Directions -> Lines holding the string "boxes" are the ones to copy from this listing.

◇ ◇ ◇

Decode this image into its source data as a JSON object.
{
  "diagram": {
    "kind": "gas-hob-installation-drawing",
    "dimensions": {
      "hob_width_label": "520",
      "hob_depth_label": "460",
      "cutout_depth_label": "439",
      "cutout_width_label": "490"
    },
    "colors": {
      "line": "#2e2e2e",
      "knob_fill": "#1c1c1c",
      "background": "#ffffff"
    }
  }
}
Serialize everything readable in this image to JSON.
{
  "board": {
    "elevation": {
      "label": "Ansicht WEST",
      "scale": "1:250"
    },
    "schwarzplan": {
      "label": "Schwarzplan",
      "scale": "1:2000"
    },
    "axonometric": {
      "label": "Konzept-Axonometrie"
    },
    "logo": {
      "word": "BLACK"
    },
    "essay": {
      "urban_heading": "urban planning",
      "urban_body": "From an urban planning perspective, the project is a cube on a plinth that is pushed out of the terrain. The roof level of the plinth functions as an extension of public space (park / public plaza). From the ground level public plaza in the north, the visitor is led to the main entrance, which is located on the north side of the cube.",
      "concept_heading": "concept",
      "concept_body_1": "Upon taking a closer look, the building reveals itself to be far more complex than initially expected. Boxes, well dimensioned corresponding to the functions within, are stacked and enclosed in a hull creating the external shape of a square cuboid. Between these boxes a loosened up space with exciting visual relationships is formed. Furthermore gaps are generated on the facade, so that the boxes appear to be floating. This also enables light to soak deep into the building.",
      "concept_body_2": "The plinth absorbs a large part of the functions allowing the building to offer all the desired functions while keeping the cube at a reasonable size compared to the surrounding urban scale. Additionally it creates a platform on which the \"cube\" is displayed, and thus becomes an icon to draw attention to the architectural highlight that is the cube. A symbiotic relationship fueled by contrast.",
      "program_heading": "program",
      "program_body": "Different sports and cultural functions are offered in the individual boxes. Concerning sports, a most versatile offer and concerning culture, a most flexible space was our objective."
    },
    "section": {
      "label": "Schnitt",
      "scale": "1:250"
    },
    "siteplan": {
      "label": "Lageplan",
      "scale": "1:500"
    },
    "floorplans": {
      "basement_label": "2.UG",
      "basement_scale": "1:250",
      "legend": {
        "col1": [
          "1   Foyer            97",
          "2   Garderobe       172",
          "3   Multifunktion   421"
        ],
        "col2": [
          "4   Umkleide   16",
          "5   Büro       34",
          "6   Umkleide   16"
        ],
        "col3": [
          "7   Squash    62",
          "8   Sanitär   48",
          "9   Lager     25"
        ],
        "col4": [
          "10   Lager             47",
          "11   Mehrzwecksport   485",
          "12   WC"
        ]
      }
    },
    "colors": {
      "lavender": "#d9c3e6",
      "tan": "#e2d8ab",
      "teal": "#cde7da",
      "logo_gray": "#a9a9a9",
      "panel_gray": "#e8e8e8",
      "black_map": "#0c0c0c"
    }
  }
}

◇ ◇ ◇

Solution to the exercise ->
      "concept_body_1": "Upon taking a closer look, the building reveals itself to be far more complex than initially expected. Boxes, well dimensioned corresponding to the functions within, are stacked and enclosed in a hull creating the external shape of a square cuboid. Between these boxes a loosened up space with exciting visual relationships is formed. Furthermore gaps are generated on the facade, so that the boxes appear to be floating. This also enables light to soak deep into the building.",
      "program_body": "Different sports and cultural functions are offered in the individual boxes. Concerning sports, a most versatile offer and concerning culture, a most flexible space was our objective."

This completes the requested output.